Rolled hem – this type of hem is particularly suited to lightweight and transparent fabrics where the hem allowance would be visible. Using a rolled hem foot is ideal as the front of the presser foot has a curl through which the fabric edge is fed and rolled as it is stitched close to the edge. The hem allowance is minimal, a scant 6mm. A rolled hem can be stitched without a specialist foot. Press up 3 mm hem allowance and stitch close to fold then trim any excess hem allowance away. Fold up again so stitching is just inside hem allowance, press and pin. Stitch again close to the inner fold.
I am often asked about getting started in dressmaking and am told wistfully that ‘I can’t sew or dressmake’. But of course, anyone can – and as usual, it’s easy when you know how! So I’ve put together some answers to some of the frequently asked questions.
How do I know what size pattern I am? It is vitally important to take your measurements and compare these with the pattern measurements on the pattern envelope (also in the back of the pattern catalogues and on our website). Remember, your pattern size is unlikely to be the same as your High Street size, and indeed, can be 2 sizes larger. The good news is that unlike ready to wear high street shops, where a size 10 can be different in each shop, with our patterns, a size 10 is the same for all patterns.
====
#### [WRITTEN INSTRUCTION 1]
Answer these questions from the sewing excerpt:
(a) How much hem allowance is pressed up first when a rolled hem is stitched without a specialist foot?
(b) Besides the pattern envelope, where can the pattern measurements be found?
(c) How many sizes larger than a High Street size can a pattern size be?
#### [WRITTEN INSTRUCTION 2]
Edit the sewing excerpt: write it out again, beginning at the words "Rolled hem –" and stopping after "frequently asked questions.", with "presser foot" changed to "sewing foot".
#### [WRITTEN INSTRUCTION 3]
Resume the sewing excerpt by continuing it past its final sentence.

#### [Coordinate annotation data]
====
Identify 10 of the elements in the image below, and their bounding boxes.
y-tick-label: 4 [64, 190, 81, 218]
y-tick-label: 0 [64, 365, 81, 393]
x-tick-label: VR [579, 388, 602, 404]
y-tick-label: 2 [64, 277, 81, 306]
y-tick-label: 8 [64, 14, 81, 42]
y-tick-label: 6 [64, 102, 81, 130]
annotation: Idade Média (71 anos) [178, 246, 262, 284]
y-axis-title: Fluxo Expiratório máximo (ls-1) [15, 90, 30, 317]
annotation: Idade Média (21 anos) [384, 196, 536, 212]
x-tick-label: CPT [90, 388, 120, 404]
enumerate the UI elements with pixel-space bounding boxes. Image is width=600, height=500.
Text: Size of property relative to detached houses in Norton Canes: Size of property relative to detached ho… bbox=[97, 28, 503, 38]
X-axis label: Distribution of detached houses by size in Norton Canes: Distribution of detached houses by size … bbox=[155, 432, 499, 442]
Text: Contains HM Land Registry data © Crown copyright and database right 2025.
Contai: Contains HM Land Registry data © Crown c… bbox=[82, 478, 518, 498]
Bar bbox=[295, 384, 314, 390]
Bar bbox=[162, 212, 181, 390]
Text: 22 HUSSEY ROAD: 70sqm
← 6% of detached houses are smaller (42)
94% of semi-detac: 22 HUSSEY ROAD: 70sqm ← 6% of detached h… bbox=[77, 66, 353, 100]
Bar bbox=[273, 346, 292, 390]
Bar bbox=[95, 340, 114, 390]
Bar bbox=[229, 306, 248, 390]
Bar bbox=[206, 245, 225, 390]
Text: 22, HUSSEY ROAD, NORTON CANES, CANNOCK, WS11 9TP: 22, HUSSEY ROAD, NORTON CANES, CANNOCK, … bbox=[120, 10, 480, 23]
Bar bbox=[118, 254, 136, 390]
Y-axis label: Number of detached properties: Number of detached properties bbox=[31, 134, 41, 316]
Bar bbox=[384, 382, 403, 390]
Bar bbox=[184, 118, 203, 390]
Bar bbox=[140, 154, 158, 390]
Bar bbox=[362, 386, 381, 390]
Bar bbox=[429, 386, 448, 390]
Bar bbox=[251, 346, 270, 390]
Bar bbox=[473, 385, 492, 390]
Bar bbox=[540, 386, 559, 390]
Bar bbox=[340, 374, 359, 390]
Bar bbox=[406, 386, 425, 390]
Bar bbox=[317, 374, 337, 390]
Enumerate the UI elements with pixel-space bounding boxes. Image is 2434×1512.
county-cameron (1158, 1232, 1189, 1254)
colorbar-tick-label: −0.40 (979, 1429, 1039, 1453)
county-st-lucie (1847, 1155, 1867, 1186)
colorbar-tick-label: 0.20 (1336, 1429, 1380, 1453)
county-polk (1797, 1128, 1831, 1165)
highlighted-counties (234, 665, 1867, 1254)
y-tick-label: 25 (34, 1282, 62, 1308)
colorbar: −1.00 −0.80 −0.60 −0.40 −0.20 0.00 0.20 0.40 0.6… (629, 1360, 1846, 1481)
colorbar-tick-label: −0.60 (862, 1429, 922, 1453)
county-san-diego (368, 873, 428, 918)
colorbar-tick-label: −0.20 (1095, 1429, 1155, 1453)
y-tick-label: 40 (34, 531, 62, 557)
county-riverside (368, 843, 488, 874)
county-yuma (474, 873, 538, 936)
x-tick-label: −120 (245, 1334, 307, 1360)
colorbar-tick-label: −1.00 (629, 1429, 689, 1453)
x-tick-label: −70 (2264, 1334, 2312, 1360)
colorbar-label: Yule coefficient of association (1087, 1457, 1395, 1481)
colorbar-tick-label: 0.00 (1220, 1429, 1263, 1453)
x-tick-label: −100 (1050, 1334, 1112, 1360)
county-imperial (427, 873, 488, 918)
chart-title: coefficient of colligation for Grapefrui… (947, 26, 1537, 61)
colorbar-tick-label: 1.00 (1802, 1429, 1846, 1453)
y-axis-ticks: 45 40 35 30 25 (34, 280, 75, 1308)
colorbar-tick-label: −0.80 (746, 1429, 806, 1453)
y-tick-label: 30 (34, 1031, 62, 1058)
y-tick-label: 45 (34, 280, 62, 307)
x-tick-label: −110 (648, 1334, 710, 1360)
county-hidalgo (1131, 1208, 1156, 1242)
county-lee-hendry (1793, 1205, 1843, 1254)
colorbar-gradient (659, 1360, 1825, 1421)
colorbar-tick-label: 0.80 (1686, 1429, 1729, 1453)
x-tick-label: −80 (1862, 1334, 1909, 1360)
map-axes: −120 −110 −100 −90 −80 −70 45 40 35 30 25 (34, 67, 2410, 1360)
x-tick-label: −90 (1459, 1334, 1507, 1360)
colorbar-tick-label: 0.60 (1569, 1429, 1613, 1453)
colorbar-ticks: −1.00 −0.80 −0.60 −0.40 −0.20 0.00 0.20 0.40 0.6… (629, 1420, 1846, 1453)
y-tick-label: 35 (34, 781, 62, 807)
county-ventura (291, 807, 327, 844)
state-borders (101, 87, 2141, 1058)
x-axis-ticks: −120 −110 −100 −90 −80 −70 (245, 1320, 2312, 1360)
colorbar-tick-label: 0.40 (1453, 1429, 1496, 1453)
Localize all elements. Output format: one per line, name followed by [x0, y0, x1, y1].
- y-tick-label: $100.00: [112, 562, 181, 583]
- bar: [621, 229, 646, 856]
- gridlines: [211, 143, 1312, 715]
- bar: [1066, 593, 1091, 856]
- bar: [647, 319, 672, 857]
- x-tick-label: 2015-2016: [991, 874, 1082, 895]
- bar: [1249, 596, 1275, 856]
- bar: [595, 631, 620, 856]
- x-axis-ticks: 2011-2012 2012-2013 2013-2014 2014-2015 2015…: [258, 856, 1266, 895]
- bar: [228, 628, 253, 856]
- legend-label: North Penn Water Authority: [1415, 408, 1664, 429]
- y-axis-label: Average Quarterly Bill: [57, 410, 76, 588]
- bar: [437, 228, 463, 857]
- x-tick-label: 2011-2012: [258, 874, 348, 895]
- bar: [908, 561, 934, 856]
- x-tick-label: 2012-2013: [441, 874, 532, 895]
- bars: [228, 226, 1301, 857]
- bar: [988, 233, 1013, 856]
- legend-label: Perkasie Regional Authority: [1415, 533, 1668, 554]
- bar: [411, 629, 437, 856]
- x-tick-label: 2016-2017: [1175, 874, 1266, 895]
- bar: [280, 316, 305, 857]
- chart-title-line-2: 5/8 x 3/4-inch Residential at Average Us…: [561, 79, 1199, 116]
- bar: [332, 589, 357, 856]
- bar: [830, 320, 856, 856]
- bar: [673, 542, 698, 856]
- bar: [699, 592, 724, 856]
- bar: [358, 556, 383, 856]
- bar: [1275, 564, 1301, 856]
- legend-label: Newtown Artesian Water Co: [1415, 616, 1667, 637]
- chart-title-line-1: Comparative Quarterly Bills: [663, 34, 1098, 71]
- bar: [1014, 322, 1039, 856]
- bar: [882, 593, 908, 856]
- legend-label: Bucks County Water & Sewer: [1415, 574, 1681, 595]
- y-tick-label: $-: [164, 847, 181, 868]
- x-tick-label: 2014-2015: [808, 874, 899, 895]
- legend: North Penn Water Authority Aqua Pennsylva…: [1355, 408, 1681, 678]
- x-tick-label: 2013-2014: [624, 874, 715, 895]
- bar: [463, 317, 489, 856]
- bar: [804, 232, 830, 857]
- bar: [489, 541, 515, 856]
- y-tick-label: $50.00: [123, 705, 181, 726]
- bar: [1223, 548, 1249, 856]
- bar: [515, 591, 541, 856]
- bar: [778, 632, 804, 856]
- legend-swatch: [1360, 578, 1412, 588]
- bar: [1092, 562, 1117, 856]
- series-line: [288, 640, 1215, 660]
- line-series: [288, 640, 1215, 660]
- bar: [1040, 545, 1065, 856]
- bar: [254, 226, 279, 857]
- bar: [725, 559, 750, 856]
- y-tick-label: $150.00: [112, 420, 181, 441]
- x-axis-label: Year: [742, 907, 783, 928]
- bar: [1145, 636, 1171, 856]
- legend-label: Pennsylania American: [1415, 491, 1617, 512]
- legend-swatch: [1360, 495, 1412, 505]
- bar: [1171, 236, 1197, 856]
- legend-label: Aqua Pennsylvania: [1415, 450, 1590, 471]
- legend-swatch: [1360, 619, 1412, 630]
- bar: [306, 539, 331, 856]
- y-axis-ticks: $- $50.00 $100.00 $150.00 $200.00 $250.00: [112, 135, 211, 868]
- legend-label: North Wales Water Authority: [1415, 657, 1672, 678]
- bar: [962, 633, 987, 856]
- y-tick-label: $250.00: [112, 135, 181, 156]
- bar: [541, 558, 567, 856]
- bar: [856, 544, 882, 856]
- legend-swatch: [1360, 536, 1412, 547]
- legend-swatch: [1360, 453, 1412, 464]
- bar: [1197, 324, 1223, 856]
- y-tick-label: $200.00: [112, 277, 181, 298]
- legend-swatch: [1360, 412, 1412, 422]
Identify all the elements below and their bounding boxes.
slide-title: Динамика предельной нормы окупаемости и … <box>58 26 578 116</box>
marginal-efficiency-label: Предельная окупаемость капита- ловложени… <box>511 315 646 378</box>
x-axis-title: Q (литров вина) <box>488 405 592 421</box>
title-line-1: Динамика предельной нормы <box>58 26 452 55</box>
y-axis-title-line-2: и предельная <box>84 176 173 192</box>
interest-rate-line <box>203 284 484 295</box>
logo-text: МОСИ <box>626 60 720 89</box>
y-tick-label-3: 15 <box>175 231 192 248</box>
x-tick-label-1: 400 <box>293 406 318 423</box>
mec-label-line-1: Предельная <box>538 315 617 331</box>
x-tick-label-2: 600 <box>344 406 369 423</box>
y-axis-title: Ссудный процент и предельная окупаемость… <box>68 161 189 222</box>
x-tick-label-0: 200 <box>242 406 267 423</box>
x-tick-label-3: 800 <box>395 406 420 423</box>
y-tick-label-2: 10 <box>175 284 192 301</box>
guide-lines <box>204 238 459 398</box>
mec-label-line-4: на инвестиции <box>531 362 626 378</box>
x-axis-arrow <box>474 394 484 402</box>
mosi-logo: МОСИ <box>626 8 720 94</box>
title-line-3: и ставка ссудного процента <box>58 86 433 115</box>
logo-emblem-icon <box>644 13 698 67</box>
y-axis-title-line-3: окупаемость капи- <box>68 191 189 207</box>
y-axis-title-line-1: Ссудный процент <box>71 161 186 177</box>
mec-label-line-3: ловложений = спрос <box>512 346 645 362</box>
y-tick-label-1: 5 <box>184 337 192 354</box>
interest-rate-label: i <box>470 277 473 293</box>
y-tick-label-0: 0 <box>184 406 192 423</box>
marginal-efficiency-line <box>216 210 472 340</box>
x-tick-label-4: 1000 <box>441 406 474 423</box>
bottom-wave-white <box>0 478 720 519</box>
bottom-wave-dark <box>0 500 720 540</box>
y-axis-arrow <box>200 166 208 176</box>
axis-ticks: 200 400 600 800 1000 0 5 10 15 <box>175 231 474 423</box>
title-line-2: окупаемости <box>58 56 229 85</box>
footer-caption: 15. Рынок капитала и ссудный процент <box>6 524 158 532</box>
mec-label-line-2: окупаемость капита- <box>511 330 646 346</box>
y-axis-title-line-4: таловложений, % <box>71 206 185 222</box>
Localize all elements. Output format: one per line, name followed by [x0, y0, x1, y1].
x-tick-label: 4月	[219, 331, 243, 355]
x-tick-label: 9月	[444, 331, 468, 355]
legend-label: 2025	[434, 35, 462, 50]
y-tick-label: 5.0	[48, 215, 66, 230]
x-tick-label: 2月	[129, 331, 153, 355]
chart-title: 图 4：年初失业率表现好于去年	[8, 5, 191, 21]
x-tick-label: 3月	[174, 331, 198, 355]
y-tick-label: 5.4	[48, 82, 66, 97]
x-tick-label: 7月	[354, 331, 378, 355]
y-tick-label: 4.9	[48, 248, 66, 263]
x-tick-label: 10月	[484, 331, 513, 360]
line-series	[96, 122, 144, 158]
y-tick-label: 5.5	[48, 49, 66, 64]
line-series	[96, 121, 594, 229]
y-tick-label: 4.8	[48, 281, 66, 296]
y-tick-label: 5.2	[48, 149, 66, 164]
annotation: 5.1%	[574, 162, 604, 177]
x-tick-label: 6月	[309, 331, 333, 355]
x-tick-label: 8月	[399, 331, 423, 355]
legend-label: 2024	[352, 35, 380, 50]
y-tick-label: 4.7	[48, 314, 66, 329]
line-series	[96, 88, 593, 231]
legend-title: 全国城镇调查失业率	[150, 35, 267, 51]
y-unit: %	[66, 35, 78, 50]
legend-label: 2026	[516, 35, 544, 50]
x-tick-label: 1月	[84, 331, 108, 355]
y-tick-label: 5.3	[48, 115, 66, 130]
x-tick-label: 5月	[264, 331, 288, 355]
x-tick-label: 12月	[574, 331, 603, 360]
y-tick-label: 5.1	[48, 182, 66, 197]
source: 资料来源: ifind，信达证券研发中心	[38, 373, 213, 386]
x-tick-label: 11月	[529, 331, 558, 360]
====
#### [REPLY 1]
(a) 3 mm
(b) In the back of the pattern catalogues and on the website
(c) 2 sizes larger

#### [REPLY 2]
Rolled hem – this type of hem is particularly suited to lightweight and transparent fabrics where the hem allowance would be visible. Using a rolled hem foot is ideal as the front of the sewing foot has a curl through which the fabric edge is fed and rolled as it is stitched close to the edge. The hem allowance is minimal, a scant 6mm. A rolled hem can be stitched without a specialist foot. Press up 3 mm hem allowance and stitch close to fold then trim any excess hem allowance away. Fold up again so stitching is just inside hem allowance, press and pin. Stitch again close to the inner fold.
I am often asked about getting started in dressmaking and am told wistfully that ‘I can’t sew or dressmake’. But of course, anyone can – and as usual, it’s easy when you know how! So I’ve put together some answers to some of the frequently asked questions.

#### [REPLY 3]
So, take bust, waist and hip measurements and compare them to the measurements on the pattern envelope. If you are over a C cup in the bust, take your high bust (around your back and above the bust at the front). Use this measurement as your ‘bust ‘ measurement and choose the size to make by this for tops, dresses and jackets. You can then alter the pattern for a full bust, without having to worry about the shoulders, chest, back and torso being too big. There are easy steps to follow for a Full Bust Adjustment on the internet, and in many sewing books.
I am not the same size for bust, waist and hips so how do I choose a size? Few of us are the same size for all parts of the body! Which is why the multi-size patterns are such a joy. You can cut from one size to another for bust, to waist to hip without difficulty. There are also lengthening/shortening lines on many patterns to help you increase or decrease the length to suit your height and style.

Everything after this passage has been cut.